• **To be done**
Copy the rows word for word, from the start of the rows up to and including the line with "The frequency divider 430 is at (670, 776).". Leave the pictures out.

• **Recorded information**
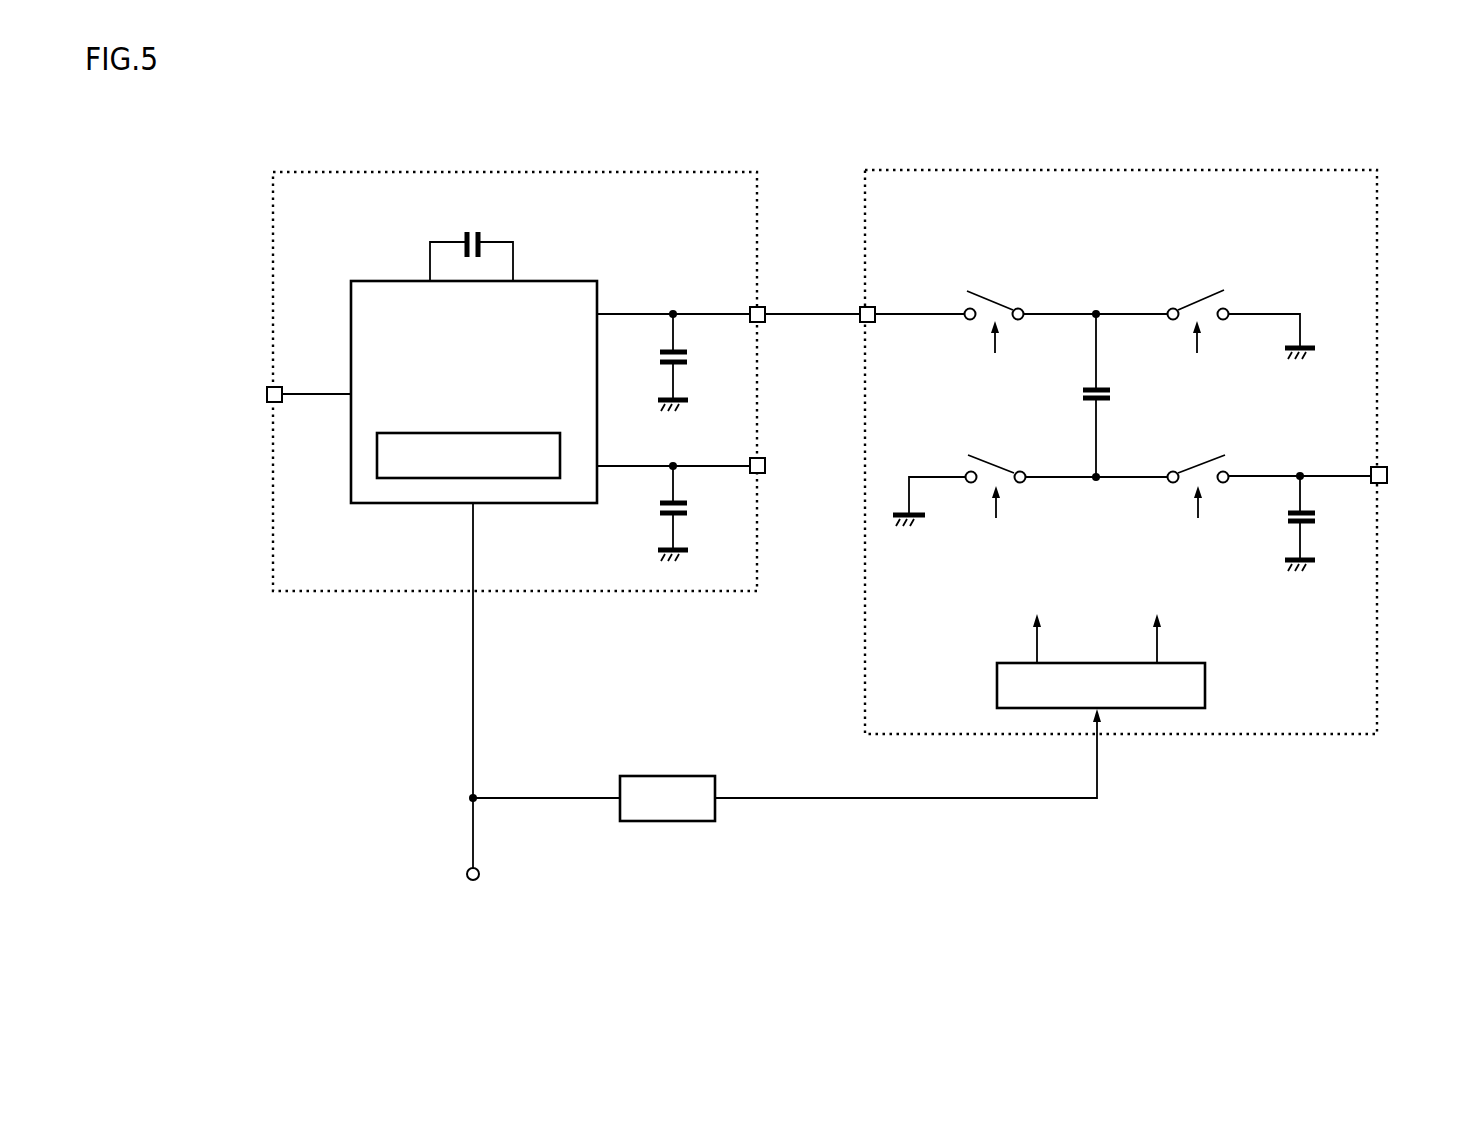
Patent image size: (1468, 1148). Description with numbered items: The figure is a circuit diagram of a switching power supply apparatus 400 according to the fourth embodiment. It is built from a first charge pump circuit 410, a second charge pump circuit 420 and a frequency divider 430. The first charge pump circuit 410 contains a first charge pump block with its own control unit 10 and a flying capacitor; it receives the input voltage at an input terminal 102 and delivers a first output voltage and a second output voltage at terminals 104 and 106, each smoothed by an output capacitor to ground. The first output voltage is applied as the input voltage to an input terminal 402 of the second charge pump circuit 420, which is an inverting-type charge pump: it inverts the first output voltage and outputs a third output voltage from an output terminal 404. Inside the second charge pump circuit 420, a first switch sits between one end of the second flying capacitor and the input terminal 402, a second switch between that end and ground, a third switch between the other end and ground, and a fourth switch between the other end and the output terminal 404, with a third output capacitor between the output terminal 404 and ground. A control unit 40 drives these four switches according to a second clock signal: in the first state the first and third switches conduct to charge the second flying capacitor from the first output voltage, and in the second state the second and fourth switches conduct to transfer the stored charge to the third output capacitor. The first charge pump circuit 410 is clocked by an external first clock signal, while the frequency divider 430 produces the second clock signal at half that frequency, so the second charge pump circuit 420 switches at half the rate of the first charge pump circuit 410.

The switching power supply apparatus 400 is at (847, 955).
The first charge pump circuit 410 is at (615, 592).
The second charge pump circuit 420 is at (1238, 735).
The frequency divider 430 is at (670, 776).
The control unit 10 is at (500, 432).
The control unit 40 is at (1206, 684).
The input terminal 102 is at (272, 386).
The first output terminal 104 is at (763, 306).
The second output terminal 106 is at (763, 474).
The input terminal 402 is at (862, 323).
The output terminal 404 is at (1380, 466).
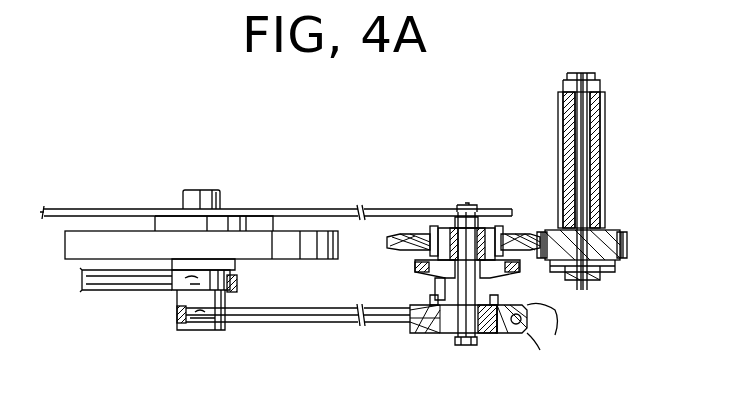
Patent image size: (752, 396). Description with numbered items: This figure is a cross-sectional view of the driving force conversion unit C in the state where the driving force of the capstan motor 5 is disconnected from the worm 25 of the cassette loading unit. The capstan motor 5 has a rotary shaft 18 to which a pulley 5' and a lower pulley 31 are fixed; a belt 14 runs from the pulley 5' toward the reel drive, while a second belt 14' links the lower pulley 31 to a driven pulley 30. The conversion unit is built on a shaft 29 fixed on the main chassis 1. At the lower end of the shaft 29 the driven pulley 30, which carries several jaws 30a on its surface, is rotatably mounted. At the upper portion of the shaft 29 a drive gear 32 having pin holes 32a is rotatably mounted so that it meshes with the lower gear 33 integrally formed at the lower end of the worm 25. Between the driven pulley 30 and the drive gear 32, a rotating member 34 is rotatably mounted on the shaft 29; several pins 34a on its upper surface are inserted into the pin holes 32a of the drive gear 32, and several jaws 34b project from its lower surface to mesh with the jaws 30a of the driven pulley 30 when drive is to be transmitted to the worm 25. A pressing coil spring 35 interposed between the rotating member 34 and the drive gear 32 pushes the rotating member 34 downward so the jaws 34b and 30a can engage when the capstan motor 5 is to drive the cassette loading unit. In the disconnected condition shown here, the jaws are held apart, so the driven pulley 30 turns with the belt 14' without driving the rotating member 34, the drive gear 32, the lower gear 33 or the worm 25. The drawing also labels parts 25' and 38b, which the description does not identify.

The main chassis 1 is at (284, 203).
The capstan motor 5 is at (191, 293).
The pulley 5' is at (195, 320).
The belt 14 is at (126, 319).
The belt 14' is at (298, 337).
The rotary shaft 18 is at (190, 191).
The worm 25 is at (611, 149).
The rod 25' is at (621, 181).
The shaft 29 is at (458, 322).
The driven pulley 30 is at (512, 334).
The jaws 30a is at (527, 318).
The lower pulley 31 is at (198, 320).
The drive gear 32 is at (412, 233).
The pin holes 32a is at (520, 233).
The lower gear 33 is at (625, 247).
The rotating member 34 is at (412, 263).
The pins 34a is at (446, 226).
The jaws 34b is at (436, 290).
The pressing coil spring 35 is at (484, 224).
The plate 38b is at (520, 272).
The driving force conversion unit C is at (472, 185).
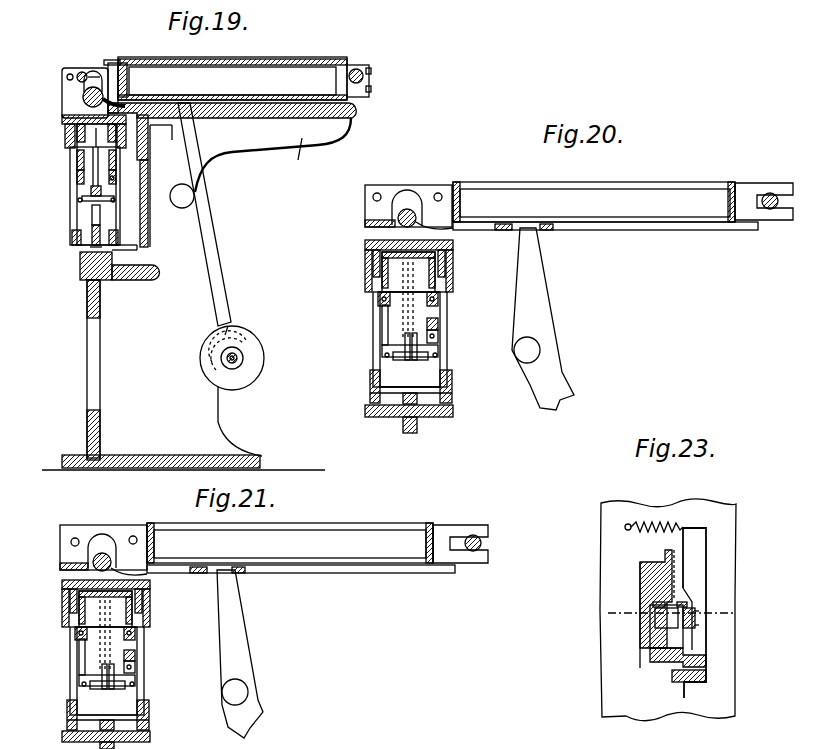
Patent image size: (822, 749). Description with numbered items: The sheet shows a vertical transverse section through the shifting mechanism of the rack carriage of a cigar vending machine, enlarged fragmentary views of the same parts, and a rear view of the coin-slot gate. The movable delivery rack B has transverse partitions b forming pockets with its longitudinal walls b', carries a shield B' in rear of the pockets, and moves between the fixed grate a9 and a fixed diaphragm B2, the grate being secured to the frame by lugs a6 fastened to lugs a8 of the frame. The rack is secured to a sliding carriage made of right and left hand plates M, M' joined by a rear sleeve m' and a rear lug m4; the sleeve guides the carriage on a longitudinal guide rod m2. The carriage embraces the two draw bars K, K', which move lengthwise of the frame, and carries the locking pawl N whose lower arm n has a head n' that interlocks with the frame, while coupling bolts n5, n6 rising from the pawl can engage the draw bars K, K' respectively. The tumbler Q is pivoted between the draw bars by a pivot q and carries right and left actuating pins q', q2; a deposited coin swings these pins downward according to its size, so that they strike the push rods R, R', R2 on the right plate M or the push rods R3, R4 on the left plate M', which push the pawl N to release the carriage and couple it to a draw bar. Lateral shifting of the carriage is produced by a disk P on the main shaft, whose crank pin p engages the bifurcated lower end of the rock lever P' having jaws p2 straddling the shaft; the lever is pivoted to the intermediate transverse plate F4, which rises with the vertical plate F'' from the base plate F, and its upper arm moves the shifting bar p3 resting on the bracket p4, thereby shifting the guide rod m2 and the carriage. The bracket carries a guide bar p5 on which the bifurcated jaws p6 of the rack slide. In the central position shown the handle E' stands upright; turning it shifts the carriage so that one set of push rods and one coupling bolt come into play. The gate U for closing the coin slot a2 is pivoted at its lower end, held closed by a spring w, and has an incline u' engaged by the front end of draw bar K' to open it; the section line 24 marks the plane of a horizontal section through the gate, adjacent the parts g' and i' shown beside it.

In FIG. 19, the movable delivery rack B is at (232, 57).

• **Result**
Patent image size: (1468, 1148). Description with numbered items: The figure is a circuit diagram of a switching power supply apparatus 400 according to the fourth embodiment. It is built from a first charge pump circuit 410, a second charge pump circuit 420 and a frequency divider 430. The first charge pump circuit 410 contains a first charge pump block with its own control unit 10 and a flying capacitor; it receives the input voltage at an input terminal 102 and delivers a first output voltage and a second output voltage at terminals 104 and 106, each smoothed by an output capacitor to ground. The first output voltage is applied as the input voltage to an input terminal 402 of the second charge pump circuit 420, which is an inverting-type charge pump: it inverts the first output voltage and outputs a third output voltage from an output terminal 404. Inside the second charge pump circuit 420, a first switch sits between one end of the second flying capacitor and the input terminal 402, a second switch between that end and ground, a third switch between the other end and ground, and a fourth switch between the other end and the output terminal 404, with a third output capacitor between the output terminal 404 and ground. A control unit 40 drives these four switches according to a second clock signal: in the first state the first and third switches conduct to charge the second flying capacitor from the first output voltage, and in the second state the second and fourth switches conduct to transfer the stored charge to the third output capacitor. The first charge pump circuit 410 is clocked by an external first clock signal, while the frequency divider 430 produces the second clock signal at half that frequency, so the second charge pump circuit 420 switches at half the rate of the first charge pump circuit 410.

The switching power supply apparatus 400 is at (847, 955).
The first charge pump circuit 410 is at (615, 592).
The second charge pump circuit 420 is at (1238, 735).
The frequency divider 430 is at (670, 776).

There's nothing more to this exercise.